Stated task: In the entries that follow, how many lines hold the string "allen"? Give only that number.

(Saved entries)
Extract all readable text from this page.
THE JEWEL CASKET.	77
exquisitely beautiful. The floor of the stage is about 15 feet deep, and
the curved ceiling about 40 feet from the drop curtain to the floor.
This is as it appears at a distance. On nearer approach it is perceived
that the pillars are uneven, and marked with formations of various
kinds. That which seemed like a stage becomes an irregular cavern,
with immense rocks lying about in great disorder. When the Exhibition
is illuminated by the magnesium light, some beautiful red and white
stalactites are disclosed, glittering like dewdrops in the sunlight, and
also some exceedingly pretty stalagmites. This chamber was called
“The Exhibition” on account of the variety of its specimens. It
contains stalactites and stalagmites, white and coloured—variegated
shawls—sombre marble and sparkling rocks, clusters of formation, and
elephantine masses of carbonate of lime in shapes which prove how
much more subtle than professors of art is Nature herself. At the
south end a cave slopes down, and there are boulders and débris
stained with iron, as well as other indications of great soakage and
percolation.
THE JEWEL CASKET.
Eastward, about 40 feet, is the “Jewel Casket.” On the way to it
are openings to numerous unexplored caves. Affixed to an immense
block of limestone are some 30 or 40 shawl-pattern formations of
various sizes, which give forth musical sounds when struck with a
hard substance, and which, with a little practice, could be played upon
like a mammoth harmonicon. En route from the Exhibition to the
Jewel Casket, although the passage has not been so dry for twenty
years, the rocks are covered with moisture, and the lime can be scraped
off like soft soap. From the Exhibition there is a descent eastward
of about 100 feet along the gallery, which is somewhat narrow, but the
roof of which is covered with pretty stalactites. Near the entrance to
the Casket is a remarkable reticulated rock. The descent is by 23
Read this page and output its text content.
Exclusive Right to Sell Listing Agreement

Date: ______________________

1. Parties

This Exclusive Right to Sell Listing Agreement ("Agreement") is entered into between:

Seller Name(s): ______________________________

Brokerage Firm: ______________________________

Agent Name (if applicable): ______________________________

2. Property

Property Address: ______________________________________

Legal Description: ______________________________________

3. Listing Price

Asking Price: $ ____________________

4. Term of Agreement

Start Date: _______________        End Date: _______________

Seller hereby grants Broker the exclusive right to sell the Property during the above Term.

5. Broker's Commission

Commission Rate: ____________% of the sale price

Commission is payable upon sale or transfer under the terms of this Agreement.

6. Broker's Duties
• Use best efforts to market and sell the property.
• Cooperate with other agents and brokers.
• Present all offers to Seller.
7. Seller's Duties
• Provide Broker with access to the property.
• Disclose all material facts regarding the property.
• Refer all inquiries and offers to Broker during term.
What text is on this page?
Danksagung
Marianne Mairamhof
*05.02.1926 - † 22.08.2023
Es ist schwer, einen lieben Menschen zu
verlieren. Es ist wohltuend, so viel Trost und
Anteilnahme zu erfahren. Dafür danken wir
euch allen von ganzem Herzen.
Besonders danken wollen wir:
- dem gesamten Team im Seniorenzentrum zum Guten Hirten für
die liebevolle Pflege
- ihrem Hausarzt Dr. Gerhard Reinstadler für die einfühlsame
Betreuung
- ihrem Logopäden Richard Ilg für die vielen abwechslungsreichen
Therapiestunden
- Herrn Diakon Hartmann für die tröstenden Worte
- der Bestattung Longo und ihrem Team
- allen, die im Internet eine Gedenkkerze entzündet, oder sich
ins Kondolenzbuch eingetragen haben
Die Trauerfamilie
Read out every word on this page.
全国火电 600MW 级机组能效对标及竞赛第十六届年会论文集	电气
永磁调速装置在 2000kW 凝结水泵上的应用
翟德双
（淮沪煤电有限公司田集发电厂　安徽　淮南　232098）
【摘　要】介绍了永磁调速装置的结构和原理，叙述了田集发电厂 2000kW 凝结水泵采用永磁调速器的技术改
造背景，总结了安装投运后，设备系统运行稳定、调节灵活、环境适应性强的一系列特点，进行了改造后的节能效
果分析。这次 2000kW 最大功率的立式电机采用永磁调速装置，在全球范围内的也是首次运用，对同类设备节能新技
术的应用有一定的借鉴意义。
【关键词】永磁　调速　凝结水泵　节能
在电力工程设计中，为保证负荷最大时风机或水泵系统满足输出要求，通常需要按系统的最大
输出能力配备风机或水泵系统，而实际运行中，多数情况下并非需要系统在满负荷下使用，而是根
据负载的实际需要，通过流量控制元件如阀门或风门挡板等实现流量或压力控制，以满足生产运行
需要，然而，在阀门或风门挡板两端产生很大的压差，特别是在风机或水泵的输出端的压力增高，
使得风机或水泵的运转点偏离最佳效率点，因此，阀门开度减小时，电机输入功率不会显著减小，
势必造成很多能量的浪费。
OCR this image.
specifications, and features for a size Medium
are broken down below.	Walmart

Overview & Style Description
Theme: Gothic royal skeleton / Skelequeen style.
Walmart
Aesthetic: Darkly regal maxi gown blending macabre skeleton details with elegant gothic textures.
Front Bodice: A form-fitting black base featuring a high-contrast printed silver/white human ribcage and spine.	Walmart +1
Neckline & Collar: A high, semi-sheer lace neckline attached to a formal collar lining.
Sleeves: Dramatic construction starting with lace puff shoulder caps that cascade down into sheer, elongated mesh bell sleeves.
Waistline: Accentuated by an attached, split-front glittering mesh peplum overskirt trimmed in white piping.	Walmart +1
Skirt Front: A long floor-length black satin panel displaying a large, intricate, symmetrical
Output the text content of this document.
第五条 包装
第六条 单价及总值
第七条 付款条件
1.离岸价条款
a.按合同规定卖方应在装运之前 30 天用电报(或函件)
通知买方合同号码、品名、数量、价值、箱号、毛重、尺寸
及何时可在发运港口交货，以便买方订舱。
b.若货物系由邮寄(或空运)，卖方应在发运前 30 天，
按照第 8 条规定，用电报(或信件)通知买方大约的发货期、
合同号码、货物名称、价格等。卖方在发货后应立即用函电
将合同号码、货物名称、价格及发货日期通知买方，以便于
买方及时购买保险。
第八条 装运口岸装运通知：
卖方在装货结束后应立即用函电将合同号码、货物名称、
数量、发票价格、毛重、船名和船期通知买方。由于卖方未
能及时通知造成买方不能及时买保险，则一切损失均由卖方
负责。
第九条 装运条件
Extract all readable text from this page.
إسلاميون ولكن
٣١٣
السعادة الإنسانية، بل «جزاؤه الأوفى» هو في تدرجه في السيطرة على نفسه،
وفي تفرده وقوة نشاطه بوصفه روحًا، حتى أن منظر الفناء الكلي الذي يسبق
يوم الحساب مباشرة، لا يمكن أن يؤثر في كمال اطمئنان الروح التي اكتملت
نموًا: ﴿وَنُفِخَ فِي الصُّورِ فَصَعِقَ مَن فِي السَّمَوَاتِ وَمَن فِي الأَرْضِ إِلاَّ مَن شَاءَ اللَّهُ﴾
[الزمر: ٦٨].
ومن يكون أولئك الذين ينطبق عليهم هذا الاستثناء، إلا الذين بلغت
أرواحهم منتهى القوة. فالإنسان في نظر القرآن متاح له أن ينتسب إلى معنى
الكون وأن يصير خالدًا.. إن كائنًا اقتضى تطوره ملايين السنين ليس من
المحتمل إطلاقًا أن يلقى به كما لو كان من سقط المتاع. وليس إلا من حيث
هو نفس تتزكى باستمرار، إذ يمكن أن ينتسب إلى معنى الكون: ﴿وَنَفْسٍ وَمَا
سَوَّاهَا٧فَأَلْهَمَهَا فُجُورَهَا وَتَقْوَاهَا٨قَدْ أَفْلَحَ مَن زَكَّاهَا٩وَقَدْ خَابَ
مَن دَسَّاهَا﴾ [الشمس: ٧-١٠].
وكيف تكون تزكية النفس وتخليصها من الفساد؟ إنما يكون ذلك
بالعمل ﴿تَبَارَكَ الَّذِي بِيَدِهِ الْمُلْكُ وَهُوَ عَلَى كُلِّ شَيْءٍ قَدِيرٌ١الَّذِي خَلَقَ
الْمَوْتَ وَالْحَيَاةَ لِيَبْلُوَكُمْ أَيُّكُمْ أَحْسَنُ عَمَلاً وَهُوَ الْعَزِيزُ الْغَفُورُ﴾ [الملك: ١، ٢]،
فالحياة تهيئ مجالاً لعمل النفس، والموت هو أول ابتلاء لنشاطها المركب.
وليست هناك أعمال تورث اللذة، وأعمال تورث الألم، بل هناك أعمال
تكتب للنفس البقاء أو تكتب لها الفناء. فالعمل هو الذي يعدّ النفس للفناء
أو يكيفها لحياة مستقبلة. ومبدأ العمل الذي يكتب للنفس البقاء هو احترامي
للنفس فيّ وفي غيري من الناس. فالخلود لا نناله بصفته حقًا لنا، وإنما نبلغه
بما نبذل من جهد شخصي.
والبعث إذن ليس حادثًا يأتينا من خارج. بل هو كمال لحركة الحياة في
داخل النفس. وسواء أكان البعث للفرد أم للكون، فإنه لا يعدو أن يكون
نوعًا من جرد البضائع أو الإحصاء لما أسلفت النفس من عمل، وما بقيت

Written reply: 2